(Collected data entries)
● ● ● ● ● ● ●
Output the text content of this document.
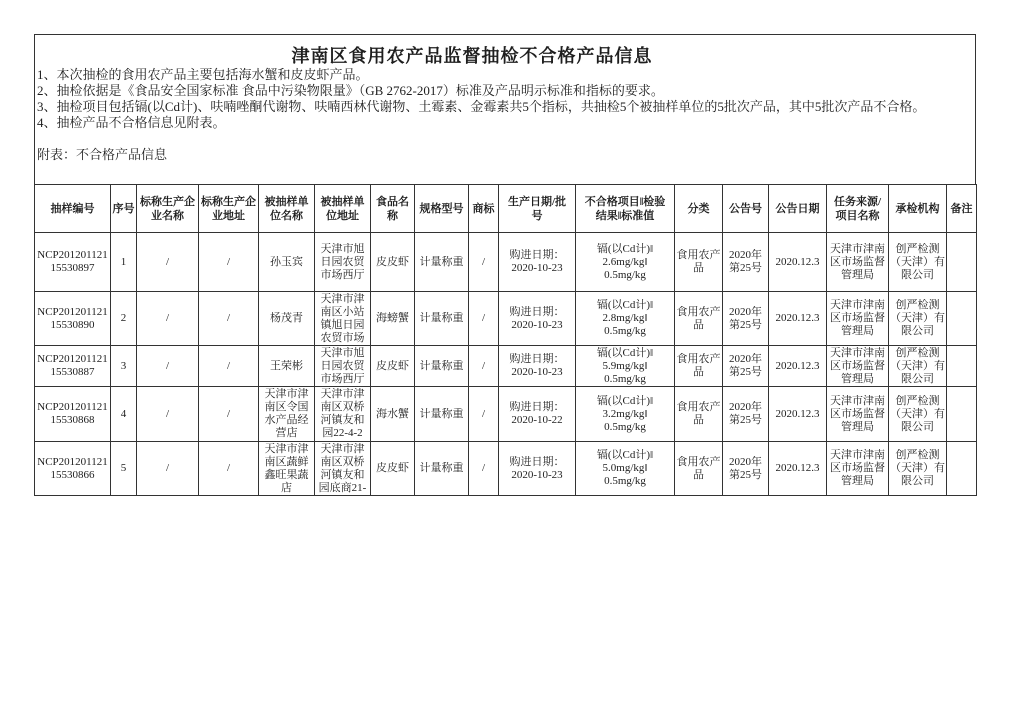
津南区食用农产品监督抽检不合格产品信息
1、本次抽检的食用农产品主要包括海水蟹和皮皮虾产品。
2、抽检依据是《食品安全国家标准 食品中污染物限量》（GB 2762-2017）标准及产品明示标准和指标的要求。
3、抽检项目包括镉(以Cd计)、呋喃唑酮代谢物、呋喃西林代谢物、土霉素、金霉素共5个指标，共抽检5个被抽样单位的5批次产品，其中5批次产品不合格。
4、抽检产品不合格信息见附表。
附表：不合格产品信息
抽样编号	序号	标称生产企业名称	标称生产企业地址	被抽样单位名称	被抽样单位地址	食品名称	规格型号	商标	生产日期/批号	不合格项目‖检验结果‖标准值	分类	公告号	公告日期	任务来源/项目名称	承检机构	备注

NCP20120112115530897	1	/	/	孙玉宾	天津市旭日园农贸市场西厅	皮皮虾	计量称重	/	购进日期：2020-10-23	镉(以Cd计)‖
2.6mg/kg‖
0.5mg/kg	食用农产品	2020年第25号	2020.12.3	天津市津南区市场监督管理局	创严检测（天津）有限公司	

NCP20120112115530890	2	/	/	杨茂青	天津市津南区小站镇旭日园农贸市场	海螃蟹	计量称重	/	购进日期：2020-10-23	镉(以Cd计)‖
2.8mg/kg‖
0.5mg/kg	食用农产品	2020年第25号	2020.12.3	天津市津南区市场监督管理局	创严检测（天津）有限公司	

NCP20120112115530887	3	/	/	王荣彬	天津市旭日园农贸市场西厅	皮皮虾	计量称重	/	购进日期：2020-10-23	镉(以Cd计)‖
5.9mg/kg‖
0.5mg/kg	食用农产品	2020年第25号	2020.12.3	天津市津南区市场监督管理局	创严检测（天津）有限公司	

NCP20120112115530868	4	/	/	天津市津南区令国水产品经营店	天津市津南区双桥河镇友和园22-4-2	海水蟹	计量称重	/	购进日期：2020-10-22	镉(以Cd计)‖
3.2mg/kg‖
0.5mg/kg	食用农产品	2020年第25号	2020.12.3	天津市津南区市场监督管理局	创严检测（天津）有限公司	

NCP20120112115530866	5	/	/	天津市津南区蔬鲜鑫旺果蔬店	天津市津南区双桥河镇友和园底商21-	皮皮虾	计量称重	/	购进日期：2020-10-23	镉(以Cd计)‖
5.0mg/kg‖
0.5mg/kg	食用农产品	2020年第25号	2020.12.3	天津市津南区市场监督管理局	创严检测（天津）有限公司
● ● ● ● ● ● ●
Goal of the exercise = Output the lines above in full and exactly as given, omitting any pictures.

Solution for this task =
Output the text content of this document.
津南区食用农产品监督抽检不合格产品信息
1、本次抽检的食用农产品主要包括海水蟹和皮皮虾产品。
2、抽检依据是《食品安全国家标准 食品中污染物限量》（GB 2762-2017）标准及产品明示标准和指标的要求。
3、抽检项目包括镉(以Cd计)、呋喃唑酮代谢物、呋喃西林代谢物、土霉素、金霉素共5个指标，共抽检5个被抽样单位的5批次产品，其中5批次产品不合格。
4、抽检产品不合格信息见附表。
附表：不合格产品信息
抽样编号	序号	标称生产企业名称	标称生产企业地址	被抽样单位名称	被抽样单位地址	食品名称	规格型号	商标	生产日期/批号	不合格项目‖检验结果‖标准值	分类	公告号	公告日期	任务来源/项目名称	承检机构	备注

NCP20120112115530897	1	/	/	孙玉宾	天津市旭日园农贸市场西厅	皮皮虾	计量称重	/	购进日期：2020-10-23	镉(以Cd计)‖
2.6mg/kg‖
0.5mg/kg	食用农产品	2020年第25号	2020.12.3	天津市津南区市场监督管理局	创严检测（天津）有限公司	

NCP20120112115530890	2	/	/	杨茂青	天津市津南区小站镇旭日园农贸市场	海螃蟹	计量称重	/	购进日期：2020-10-23	镉(以Cd计)‖
2.8mg/kg‖
0.5mg/kg	食用农产品	2020年第25号	2020.12.3	天津市津南区市场监督管理局	创严检测（天津）有限公司	

NCP20120112115530887	3	/	/	王荣彬	天津市旭日园农贸市场西厅	皮皮虾	计量称重	/	购进日期：2020-10-23	镉(以Cd计)‖
5.9mg/kg‖
0.5mg/kg	食用农产品	2020年第25号	2020.12.3	天津市津南区市场监督管理局	创严检测（天津）有限公司	

NCP20120112115530868	4	/	/	天津市津南区令国水产品经营店	天津市津南区双桥河镇友和园22-4-2	海水蟹	计量称重	/	购进日期：2020-10-22	镉(以Cd计)‖
3.2mg/kg‖
0.5mg/kg	食用农产品	2020年第25号	2020.12.3	天津市津南区市场监督管理局	创严检测（天津）有限公司	

NCP20120112115530866	5	/	/	天津市津南区蔬鲜鑫旺果蔬店	天津市津南区双桥河镇友和园底商21-	皮皮虾	计量称重	/	购进日期：2020-10-23	镉(以Cd计)‖
5.0mg/kg‖
0.5mg/kg	食用农产品	2020年第25号	2020.12.3	天津市津南区市场监督管理局	创严检测（天津）有限公司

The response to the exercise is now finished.